### Work to complete
Sift the material for lines containing "DIAL", and return them.
........
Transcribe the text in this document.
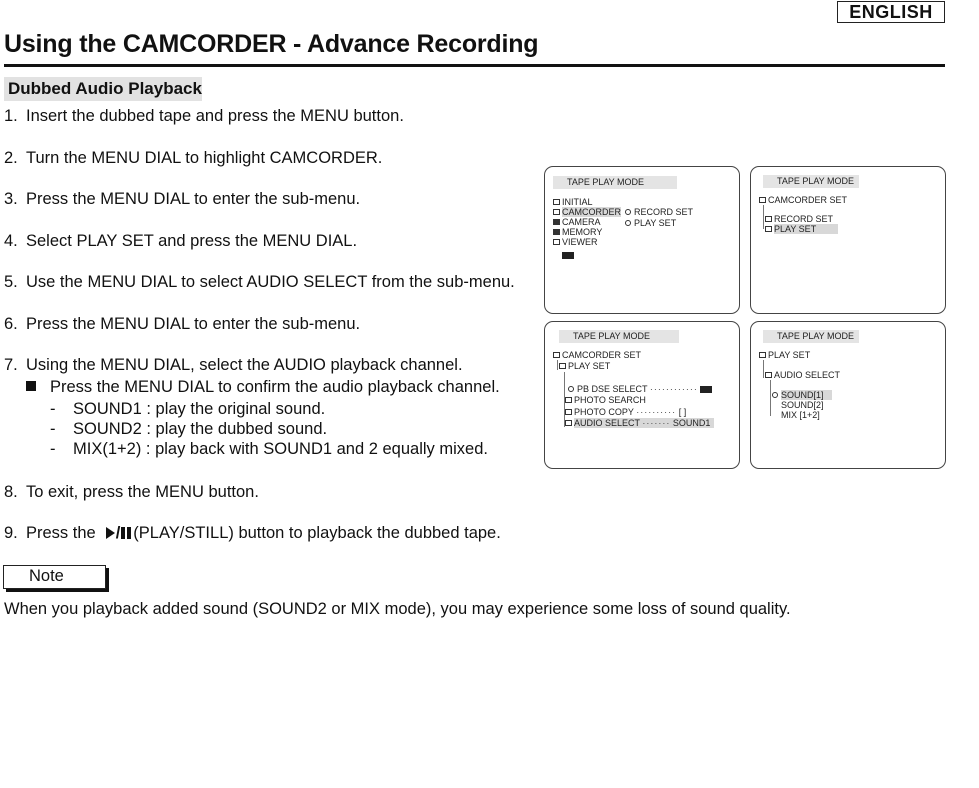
ENGLISH
Using the CAMCORDER - Advance Recording
Dubbed Audio Playback
1. Insert the dubbed tape and press the MENU button.
2. Turn the MENU DIAL to highlight CAMCORDER.
3. Press the MENU DIAL to enter the sub-menu.
4. Select PLAY SET and press the MENU DIAL.
5. Use the MENU DIAL to select AUDIO SELECT from the sub-menu.
6. Press the MENU DIAL to enter the sub-menu.
7. Using the MENU DIAL, select the AUDIO playback channel.
Press the MENU DIAL to confirm the audio playback channel.
- SOUND1 : play the original sound.
- SOUND2 : play the dubbed sound.
- MIX(1+2) : play back with SOUND1 and 2 equally mixed.
8. To exit, press the MENU button.
9. Press the / (PLAY/STILL) button to playback the dubbed tape.
Note
When you playback added sound (SOUND2 or MIX mode), you may experience some loss of sound quality.
73
TAPE PLAY MODE
INITIAL
CAMCORDER
CAMERA
MEMORY
VIEWER
RECORD SET
PLAY SET
TAPE PLAY MODE
CAMCORDER SET
RECORD SET
PLAY SET
TAPE PLAY MODE
CAMCORDER SET
PLAY SET
PB DSE SELECT ············
PHOTO SEARCH
PHOTO COPY ·········· [ ]
AUDIO SELECT ······· SOUND1
TAPE PLAY MODE
PLAY SET
AUDIO SELECT
SOUND[1]
SOUND[2]
MIX [1+2]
........
### Exercise output
2. Turn the MENU DIAL to highlight CAMCORDER.
3. Press the MENU DIAL to enter the sub-menu.
4. Select PLAY SET and press the MENU DIAL.
5. Use the MENU DIAL to select AUDIO SELECT from the sub-menu.
6. Press the MENU DIAL to enter the sub-menu.
7. Using the MENU DIAL, select the AUDIO playback channel.
Press the MENU DIAL to confirm the audio playback channel.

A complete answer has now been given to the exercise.